═════ SUPPLIED RECORDS
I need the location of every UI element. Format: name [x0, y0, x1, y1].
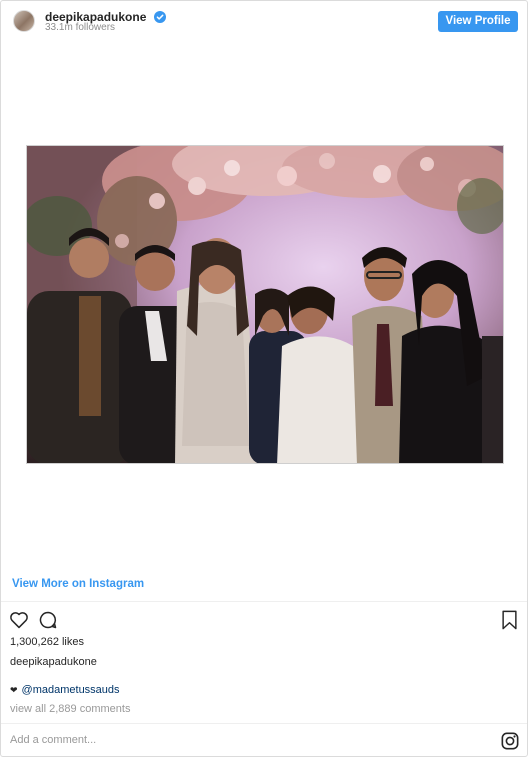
heart-icon[interactable] [9, 610, 29, 629]
comment-input[interactable] [10, 734, 410, 746]
photo-illustration [27, 146, 503, 463]
avatar[interactable] [13, 10, 35, 32]
comment-bar [1, 724, 527, 758]
post-photo[interactable] [26, 145, 504, 464]
heart-emoji-icon: ❤ [10, 685, 18, 695]
caption-username[interactable]: deepikapadukone [10, 656, 97, 668]
post-header: deepikapadukone 33.1m followers View Pro… [1, 1, 527, 41]
divider [1, 601, 527, 602]
comment-icon[interactable] [38, 610, 58, 630]
bookmark-icon[interactable] [501, 610, 518, 630]
likes-count[interactable]: 1,300,262 likes [10, 636, 84, 648]
mention-link[interactable]: @madametussauds [22, 684, 120, 696]
view-more-link[interactable]: View More on Instagram [12, 578, 144, 590]
view-all-comments-link[interactable]: view all 2,889 comments [10, 703, 130, 715]
instagram-logo-icon[interactable] [501, 732, 519, 750]
followers-count: 33.1m followers [45, 22, 116, 33]
instagram-embed: deepikapadukone 33.1m followers View Pro… [0, 0, 528, 757]
view-profile-button[interactable]: View Profile [438, 11, 518, 32]
caption-text: ❤ @madametussauds [10, 684, 120, 696]
verified-badge-icon [153, 11, 166, 23]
══════════
• [TASK DETAILS]:
Reproduce all of the rows above verbatim, omitting the picture from your answer.

• [TASK ANSWER]:
I need the location of every UI element. Format: name [x0, y0, x1, y1].
heart-icon[interactable] [9, 610, 29, 629]
comment-input[interactable] [10, 734, 410, 746]
photo-illustration [27, 146, 503, 463]
avatar[interactable] [13, 10, 35, 32]
comment-bar [1, 724, 527, 758]
post-photo[interactable] [26, 145, 504, 464]
heart-emoji-icon: ❤ [10, 685, 18, 695]
caption-username[interactable]: deepikapadukone [10, 656, 97, 668]
post-header: deepikapadukone 33.1m followers View Pro… [1, 1, 527, 41]
divider [1, 601, 527, 602]
comment-icon[interactable] [38, 610, 58, 630]
bookmark-icon[interactable] [501, 610, 518, 630]
likes-count[interactable]: 1,300,262 likes [10, 636, 84, 648]
mention-link[interactable]: @madametussauds [22, 684, 120, 696]
view-more-link[interactable]: View More on Instagram [12, 578, 144, 590]
view-all-comments-link[interactable]: view all 2,889 comments [10, 703, 130, 715]
instagram-logo-icon[interactable] [501, 732, 519, 750]
followers-count: 33.1m followers [45, 22, 116, 33]
instagram-embed: deepikapadukone 33.1m followers View Pro… [0, 0, 528, 757]
view-profile-button[interactable]: View Profile [438, 11, 518, 32]
caption-text: ❤ @madametussauds [10, 684, 120, 696]
verified-badge-icon [153, 11, 166, 23]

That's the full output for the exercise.